## [Exercise goal]
Could you convert the rows, from the first line through the line containing "close-icon[interactable]: ✕ [527, 25, 539, 42]", into a JSON list of strings with one string per line and blank lines left out?

Layout region records
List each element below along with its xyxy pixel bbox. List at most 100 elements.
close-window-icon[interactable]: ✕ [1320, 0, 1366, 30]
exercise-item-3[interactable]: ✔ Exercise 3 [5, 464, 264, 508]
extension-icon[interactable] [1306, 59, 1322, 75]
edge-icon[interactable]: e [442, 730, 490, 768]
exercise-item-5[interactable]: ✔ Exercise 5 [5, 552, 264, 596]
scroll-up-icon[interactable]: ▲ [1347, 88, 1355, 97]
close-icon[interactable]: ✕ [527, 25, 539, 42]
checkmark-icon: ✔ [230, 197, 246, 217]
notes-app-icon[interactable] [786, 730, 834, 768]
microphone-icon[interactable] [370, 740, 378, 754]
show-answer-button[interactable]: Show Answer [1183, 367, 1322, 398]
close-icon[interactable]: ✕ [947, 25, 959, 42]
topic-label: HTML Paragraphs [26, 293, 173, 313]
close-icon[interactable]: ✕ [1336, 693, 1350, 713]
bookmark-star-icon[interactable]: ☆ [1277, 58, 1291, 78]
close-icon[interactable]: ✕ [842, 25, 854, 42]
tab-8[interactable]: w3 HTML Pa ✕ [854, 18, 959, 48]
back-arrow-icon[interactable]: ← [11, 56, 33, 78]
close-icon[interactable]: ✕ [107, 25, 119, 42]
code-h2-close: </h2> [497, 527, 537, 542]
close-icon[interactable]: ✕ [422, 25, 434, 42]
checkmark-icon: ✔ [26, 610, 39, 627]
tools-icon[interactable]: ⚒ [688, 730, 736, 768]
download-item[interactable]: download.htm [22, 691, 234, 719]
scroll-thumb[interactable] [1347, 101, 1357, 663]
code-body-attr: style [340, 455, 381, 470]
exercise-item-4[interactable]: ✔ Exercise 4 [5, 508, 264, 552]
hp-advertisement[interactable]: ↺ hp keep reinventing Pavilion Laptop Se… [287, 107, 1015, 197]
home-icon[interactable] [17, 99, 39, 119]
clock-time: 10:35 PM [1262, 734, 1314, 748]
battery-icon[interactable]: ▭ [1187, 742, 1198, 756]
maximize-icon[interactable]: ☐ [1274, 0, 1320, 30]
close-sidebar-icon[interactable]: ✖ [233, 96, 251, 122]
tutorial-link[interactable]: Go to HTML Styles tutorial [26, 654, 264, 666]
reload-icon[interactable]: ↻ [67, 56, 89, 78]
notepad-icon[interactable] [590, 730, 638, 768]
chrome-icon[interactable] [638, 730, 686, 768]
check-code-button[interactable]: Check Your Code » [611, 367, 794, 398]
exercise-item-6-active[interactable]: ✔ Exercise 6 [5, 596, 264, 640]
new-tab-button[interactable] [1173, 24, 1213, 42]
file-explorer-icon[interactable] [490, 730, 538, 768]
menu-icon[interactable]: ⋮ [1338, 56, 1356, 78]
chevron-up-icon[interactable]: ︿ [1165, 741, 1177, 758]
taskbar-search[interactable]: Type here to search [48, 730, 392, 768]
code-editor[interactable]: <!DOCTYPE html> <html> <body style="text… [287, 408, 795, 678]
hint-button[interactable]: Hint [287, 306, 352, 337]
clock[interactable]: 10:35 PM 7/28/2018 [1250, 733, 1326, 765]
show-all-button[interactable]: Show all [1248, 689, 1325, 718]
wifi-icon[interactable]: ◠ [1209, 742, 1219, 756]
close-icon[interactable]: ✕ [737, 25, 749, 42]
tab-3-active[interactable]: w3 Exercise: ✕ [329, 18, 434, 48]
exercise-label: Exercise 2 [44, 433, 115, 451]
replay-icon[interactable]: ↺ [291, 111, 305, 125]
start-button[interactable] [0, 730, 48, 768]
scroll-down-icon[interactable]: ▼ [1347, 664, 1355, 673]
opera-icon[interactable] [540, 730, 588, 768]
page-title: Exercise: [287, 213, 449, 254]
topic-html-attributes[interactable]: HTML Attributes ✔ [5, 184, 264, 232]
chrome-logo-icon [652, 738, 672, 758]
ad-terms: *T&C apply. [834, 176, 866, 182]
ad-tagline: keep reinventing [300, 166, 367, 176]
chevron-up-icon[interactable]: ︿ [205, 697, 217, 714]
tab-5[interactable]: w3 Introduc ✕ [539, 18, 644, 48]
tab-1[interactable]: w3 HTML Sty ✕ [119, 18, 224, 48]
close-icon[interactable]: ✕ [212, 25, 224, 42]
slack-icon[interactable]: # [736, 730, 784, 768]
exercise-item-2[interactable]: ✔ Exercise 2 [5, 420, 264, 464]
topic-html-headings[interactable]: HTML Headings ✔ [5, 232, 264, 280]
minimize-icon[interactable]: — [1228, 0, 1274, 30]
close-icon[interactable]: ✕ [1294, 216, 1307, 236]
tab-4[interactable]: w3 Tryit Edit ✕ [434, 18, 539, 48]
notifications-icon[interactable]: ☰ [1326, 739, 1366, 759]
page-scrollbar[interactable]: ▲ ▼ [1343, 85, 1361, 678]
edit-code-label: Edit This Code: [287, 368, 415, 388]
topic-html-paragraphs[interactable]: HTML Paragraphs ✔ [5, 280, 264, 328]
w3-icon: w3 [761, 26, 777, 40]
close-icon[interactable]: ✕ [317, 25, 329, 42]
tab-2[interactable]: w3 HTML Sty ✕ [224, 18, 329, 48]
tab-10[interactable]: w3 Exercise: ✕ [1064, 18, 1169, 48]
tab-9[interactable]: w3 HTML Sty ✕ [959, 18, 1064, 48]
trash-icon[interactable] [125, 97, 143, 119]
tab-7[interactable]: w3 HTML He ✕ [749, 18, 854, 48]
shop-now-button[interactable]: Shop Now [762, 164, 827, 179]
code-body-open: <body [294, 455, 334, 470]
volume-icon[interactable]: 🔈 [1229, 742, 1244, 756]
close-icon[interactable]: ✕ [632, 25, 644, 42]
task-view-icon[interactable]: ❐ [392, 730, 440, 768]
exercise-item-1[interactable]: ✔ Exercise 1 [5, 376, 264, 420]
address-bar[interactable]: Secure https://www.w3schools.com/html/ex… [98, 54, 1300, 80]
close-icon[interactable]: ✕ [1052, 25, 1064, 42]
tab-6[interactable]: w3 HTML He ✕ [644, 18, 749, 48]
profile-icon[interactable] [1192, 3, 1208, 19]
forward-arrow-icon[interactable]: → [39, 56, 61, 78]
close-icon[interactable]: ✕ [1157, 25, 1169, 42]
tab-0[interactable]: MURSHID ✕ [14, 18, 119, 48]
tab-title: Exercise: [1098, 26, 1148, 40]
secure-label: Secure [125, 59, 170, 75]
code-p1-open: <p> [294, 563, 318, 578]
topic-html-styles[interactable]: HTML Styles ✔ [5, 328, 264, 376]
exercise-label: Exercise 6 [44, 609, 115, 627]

## [Reply to the task]
[
  "List each element below along with its xyxy pixel bbox. List at most 100 elements.",
  "close-window-icon[interactable]: ✕ [1320, 0, 1366, 30]",
  "exercise-item-3[interactable]: ✔ Exercise 3 [5, 464, 264, 508]",
  "extension-icon[interactable] [1306, 59, 1322, 75]",
  "edge-icon[interactable]: e [442, 730, 490, 768]",
  "exercise-item-5[interactable]: ✔ Exercise 5 [5, 552, 264, 596]",
  "scroll-up-icon[interactable]: ▲ [1347, 88, 1355, 97]",
  "close-icon[interactable]: ✕ [527, 25, 539, 42]"
]